* [Required task]
Check each line of the data for "Artana" and select those that have it.
--- BEGIN Data extract ---
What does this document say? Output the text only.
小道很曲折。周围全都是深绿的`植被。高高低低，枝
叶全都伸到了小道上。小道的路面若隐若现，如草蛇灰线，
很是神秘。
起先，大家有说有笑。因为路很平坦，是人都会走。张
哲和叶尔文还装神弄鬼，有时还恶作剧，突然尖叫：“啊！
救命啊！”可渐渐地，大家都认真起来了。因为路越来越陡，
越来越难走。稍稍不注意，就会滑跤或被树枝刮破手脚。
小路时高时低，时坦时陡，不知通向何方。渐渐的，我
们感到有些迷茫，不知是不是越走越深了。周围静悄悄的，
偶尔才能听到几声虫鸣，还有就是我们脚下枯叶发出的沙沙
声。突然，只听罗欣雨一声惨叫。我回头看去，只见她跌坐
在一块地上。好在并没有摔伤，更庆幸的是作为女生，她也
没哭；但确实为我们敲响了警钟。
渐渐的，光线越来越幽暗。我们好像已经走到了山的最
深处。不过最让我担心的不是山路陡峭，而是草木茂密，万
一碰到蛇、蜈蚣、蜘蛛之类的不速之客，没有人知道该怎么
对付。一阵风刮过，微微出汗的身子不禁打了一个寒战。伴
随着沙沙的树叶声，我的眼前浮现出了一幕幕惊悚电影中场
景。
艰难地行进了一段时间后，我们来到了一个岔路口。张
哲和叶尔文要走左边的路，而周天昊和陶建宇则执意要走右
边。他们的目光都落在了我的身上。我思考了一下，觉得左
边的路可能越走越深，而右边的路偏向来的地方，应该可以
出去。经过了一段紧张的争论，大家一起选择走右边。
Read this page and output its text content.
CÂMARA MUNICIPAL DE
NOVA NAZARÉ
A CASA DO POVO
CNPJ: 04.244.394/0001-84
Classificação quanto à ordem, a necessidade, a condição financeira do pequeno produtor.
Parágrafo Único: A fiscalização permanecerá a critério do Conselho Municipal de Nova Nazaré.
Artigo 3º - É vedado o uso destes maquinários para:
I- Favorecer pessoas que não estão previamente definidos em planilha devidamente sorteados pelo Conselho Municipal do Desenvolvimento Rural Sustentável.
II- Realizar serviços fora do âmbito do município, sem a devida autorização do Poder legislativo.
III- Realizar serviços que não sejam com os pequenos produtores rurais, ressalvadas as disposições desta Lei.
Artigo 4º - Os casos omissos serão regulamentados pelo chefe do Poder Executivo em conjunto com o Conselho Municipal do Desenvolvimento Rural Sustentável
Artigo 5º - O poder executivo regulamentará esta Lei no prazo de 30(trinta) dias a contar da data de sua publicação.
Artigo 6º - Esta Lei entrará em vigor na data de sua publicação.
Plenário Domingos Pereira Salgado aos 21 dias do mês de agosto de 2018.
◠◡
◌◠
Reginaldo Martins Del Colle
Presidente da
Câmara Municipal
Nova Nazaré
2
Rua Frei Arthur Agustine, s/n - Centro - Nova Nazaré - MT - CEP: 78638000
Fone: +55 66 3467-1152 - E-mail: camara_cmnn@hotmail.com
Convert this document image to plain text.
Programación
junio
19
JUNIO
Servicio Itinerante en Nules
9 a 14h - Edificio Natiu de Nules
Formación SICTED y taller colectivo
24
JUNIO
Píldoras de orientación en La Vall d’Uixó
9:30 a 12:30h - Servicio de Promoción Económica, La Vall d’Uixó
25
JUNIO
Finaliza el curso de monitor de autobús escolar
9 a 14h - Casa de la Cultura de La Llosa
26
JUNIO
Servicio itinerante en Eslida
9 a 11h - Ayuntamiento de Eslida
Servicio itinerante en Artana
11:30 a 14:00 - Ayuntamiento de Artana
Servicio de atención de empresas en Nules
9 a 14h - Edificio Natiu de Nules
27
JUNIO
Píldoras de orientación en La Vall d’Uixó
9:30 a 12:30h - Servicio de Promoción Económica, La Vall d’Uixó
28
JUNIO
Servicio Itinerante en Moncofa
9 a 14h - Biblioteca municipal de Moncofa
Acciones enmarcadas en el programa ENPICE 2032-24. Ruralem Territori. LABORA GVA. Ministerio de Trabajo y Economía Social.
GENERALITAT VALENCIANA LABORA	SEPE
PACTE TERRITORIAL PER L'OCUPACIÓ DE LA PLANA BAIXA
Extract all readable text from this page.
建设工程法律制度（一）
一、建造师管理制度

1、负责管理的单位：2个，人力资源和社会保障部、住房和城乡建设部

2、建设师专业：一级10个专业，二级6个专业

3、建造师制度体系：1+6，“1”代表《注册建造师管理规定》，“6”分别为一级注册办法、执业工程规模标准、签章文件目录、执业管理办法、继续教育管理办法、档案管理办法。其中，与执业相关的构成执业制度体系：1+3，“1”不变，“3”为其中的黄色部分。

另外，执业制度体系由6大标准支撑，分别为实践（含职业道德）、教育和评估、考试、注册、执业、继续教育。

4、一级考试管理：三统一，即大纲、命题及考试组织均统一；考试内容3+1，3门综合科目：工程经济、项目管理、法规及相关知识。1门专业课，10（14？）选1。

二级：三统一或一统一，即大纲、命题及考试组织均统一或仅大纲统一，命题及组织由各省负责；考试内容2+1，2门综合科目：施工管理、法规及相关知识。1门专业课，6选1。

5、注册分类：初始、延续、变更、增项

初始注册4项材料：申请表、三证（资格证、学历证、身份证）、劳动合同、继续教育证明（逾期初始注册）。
--- END Data extract ---
* [Expected answer]
Servicio itinerante en Artana
11:30 a 14:00 - Ayuntamiento de Artana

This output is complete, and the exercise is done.